Transcribe the material exactly. Images do not belong in the copy.

################

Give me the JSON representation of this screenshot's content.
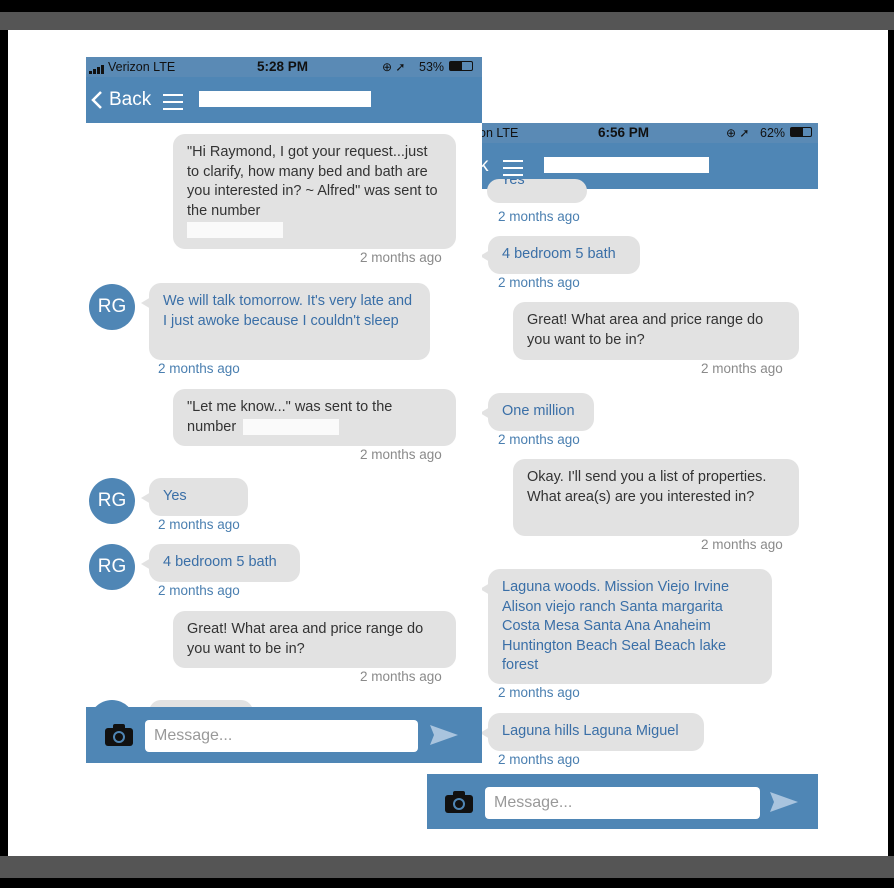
{
  "phone1": {
    "status": {
      "carrier": "Verizon  LTE",
      "time": "5:28 PM",
      "battery": "53%"
    },
    "nav": {
      "back_label": "Back"
    },
    "messages": [
      {
        "dir": "out",
        "text": "\"Hi Raymond, I got your request...just to clarify, how many bed and bath are you interested in? ~ Alfred\" was sent to the number",
        "time": "2 months ago"
      },
      {
        "dir": "in",
        "avatar": "RG",
        "text": "We will talk tomorrow. It's very late and I just awoke because I couldn't sleep",
        "time": "2 months ago"
      },
      {
        "dir": "out",
        "text": "\"Let me know...\" was sent to the number",
        "time": "2 months ago"
      },
      {
        "dir": "in",
        "avatar": "RG",
        "text": "Yes",
        "time": "2 months ago"
      },
      {
        "dir": "in",
        "avatar": "RG",
        "text": "4 bedroom 5 bath",
        "time": "2 months ago"
      },
      {
        "dir": "out",
        "text": "Great! What area and price range do you want to be in?",
        "time": "2 months ago"
      }
    ],
    "composer": {
      "placeholder": "Message..."
    }
  },
  "phone2": {
    "status": {
      "carrier": "on  LTE",
      "time": "6:56 PM",
      "battery": "62%"
    },
    "nav": {
      "back_label": "k"
    },
    "messages": [
      {
        "dir": "in",
        "text": "Yes",
        "time": "2 months ago"
      },
      {
        "dir": "in",
        "text": "4 bedroom 5 bath",
        "time": "2 months ago"
      },
      {
        "dir": "out",
        "text": "Great! What area and price range do you want to be in?",
        "time": "2 months ago"
      },
      {
        "dir": "in",
        "text": "One million",
        "time": "2 months ago"
      },
      {
        "dir": "out",
        "text": "Okay. I'll send you a list of properties. What area(s) are you interested in?",
        "time": "2 months ago"
      },
      {
        "dir": "in",
        "text": "Laguna woods. Mission Viejo Irvine Alison viejo ranch Santa margarita Costa Mesa Santa Ana Anaheim Huntington Beach Seal Beach lake forest",
        "time": "2 months ago"
      },
      {
        "dir": "in",
        "text": "Laguna hills Laguna Miguel",
        "time": "2 months ago"
      }
    ],
    "composer": {
      "placeholder": "Message..."
    }
  },
  "colors": {
    "accent": "#4f86b5",
    "bubble": "#e2e2e2",
    "incoming_text": "#3a6fa7"
  },
  "icons": [
    "chevron-left-icon",
    "hamburger-menu-icon",
    "camera-icon",
    "send-icon",
    "signal-icon",
    "battery-icon",
    "location-icon"
  ]
}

################

# COMPLETE ANSWER
Give me the JSON representation of this screenshot's content.
{
  "phone1": {
    "status": {
      "carrier": "Verizon  LTE",
      "time": "5:28 PM",
      "battery": "53%"
    },
    "nav": {
      "back_label": "Back"
    },
    "messages": [
      {
        "dir": "out",
        "text": "\"Hi Raymond, I got your request...just to clarify, how many bed and bath are you interested in? ~ Alfred\" was sent to the number",
        "time": "2 months ago"
      },
      {
        "dir": "in",
        "avatar": "RG",
        "text": "We will talk tomorrow. It's very late and I just awoke because I couldn't sleep",
        "time": "2 months ago"
      },
      {
        "dir": "out",
        "text": "\"Let me know...\" was sent to the number",
        "time": "2 months ago"
      },
      {
        "dir": "in",
        "avatar": "RG",
        "text": "Yes",
        "time": "2 months ago"
      },
      {
        "dir": "in",
        "avatar": "RG",
        "text": "4 bedroom 5 bath",
        "time": "2 months ago"
      },
      {
        "dir": "out",
        "text": "Great! What area and price range do you want to be in?",
        "time": "2 months ago"
      }
    ],
    "composer": {
      "placeholder": "Message..."
    }
  },
  "phone2": {
    "status": {
      "carrier": "on  LTE",
      "time": "6:56 PM",
      "battery": "62%"
    },
    "nav": {
      "back_label": "k"
    },
    "messages": [
      {
        "dir": "in",
        "text": "Yes",
        "time": "2 months ago"
      },
      {
        "dir": "in",
        "text": "4 bedroom 5 bath",
        "time": "2 months ago"
      },
      {
        "dir": "out",
        "text": "Great! What area and price range do you want to be in?",
        "time": "2 months ago"
      },
      {
        "dir": "in",
        "text": "One million",
        "time": "2 months ago"
      },
      {
        "dir": "out",
        "text": "Okay. I'll send you a list of properties. What area(s) are you interested in?",
        "time": "2 months ago"
      },
      {
        "dir": "in",
        "text": "Laguna woods. Mission Viejo Irvine Alison viejo ranch Santa margarita Costa Mesa Santa Ana Anaheim Huntington Beach Seal Beach lake forest",
        "time": "2 months ago"
      },
      {
        "dir": "in",
        "text": "Laguna hills Laguna Miguel",
        "time": "2 months ago"
      }
    ],
    "composer": {
      "placeholder": "Message..."
    }
  },
  "colors": {
    "accent": "#4f86b5",
    "bubble": "#e2e2e2",
    "incoming_text": "#3a6fa7"
  },
  "icons": [
    "chevron-left-icon",
    "hamburger-menu-icon",
    "camera-icon",
    "send-icon",
    "signal-icon",
    "battery-icon",
    "location-icon"
  ]
}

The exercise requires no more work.